§ **Aim of the task**
Of the lines in the entries, how many hold the word "седиштето"? Give that number alone.

# # # #

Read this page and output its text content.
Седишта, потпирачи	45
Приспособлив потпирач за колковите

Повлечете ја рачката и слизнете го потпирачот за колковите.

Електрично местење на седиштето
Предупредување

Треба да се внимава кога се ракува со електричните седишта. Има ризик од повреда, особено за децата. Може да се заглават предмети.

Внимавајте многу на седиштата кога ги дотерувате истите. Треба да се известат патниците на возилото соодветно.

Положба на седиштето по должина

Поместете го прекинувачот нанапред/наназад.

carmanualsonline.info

# # # #

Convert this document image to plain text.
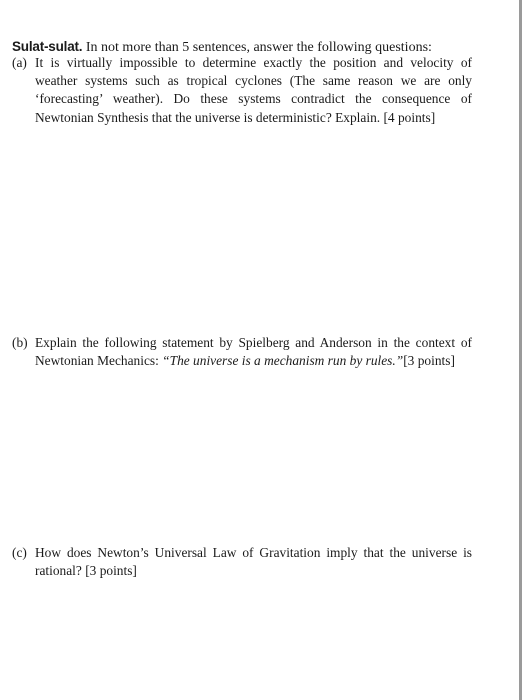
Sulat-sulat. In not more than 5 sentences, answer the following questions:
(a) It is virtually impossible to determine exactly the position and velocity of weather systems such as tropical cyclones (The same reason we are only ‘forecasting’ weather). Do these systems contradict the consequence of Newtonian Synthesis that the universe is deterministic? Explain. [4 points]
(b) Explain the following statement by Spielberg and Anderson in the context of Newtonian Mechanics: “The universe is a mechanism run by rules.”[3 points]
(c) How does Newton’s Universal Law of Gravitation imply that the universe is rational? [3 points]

# # # #

§ **Solution**
2